Data records:
- - -

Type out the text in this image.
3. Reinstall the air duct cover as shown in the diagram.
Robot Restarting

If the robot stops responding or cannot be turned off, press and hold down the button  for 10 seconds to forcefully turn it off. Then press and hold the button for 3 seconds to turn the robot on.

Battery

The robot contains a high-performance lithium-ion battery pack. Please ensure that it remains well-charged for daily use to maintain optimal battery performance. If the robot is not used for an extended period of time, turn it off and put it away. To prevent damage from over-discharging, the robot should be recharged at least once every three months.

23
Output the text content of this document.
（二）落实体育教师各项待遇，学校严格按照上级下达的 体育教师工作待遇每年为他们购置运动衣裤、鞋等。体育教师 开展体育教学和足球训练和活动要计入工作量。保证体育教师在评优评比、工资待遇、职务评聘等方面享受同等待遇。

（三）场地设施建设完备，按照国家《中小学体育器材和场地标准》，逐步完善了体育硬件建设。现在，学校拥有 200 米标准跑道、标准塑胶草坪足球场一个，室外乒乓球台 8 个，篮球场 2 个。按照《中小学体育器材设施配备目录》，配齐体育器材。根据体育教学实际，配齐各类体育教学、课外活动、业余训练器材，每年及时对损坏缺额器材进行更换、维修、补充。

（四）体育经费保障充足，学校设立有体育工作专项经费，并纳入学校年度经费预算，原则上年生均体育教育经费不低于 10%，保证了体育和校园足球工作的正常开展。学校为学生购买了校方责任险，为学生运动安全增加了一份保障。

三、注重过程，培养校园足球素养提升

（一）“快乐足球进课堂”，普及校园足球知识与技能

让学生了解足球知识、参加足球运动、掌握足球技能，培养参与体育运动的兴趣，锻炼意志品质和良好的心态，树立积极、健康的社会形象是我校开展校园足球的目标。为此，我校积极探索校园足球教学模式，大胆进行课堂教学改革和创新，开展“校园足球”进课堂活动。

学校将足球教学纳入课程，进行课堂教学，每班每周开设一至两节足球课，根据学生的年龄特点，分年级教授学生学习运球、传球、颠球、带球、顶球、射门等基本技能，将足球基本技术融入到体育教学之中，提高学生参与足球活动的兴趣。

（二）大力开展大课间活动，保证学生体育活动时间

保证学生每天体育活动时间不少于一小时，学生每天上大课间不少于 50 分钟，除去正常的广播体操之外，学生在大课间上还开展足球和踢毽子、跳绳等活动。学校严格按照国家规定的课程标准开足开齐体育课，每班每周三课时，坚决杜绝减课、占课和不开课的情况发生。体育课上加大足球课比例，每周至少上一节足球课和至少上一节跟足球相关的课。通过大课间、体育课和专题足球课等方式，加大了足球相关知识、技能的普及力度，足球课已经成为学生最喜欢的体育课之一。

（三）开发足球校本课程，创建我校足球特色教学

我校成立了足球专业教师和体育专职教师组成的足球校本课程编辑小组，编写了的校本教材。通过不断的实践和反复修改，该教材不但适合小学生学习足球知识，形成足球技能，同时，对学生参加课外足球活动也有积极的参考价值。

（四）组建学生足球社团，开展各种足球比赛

- - -

Job. Set all of the records down again, exactly as they stand.

Worked solution.
Type out the text in this image.
3. Reinstall the air duct cover as shown in the diagram.
Robot Restarting

If the robot stops responding or cannot be turned off, press and hold down the button  for 10 seconds to forcefully turn it off. Then press and hold the button for 3 seconds to turn the robot on.

Battery

The robot contains a high-performance lithium-ion battery pack. Please ensure that it remains well-charged for daily use to maintain optimal battery performance. If the robot is not used for an extended period of time, turn it off and put it away. To prevent damage from over-discharging, the robot should be recharged at least once every three months.

23
Output the text content of this document.
（二）落实体育教师各项待遇，学校严格按照上级下达的 体育教师工作待遇每年为他们购置运动衣裤、鞋等。体育教师 开展体育教学和足球训练和活动要计入工作量。保证体育教师在评优评比、工资待遇、职务评聘等方面享受同等待遇。

（三）场地设施建设完备，按照国家《中小学体育器材和场地标准》，逐步完善了体育硬件建设。现在，学校拥有 200 米标准跑道、标准塑胶草坪足球场一个，室外乒乓球台 8 个，篮球场 2 个。按照《中小学体育器材设施配备目录》，配齐体育器材。根据体育教学实际，配齐各类体育教学、课外活动、业余训练器材，每年及时对损坏缺额器材进行更换、维修、补充。

（四）体育经费保障充足，学校设立有体育工作专项经费，并纳入学校年度经费预算，原则上年生均体育教育经费不低于 10%，保证了体育和校园足球工作的正常开展。学校为学生购买了校方责任险，为学生运动安全增加了一份保障。

三、注重过程，培养校园足球素养提升

（一）“快乐足球进课堂”，普及校园足球知识与技能

让学生了解足球知识、参加足球运动、掌握足球技能，培养参与体育运动的兴趣，锻炼意志品质和良好的心态，树立积极、健康的社会形象是我校开展校园足球的目标。为此，我校积极探索校园足球教学模式，大胆进行课堂教学改革和创新，开展“校园足球”进课堂活动。

学校将足球教学纳入课程，进行课堂教学，每班每周开设一至两节足球课，根据学生的年龄特点，分年级教授学生学习运球、传球、颠球、带球、顶球、射门等基本技能，将足球基本技术融入到体育教学之中，提高学生参与足球活动的兴趣。

（二）大力开展大课间活动，保证学生体育活动时间

保证学生每天体育活动时间不少于一小时，学生每天上大课间不少于 50 分钟，除去正常的广播体操之外，学生在大课间上还开展足球和踢毽子、跳绳等活动。学校严格按照国家规定的课程标准开足开齐体育课，每班每周三课时，坚决杜绝减课、占课和不开课的情况发生。体育课上加大足球课比例，每周至少上一节足球课和至少上一节跟足球相关的课。通过大课间、体育课和专题足球课等方式，加大了足球相关知识、技能的普及力度，足球课已经成为学生最喜欢的体育课之一。

（三）开发足球校本课程，创建我校足球特色教学

我校成立了足球专业教师和体育专职教师组成的足球校本课程编辑小组，编写了的校本教材。通过不断的实践和反复修改，该教材不但适合小学生学习足球知识，形成足球技能，同时，对学生参加课外足球活动也有积极的参考价值。

（四）组建学生足球社团，开展各种足球比赛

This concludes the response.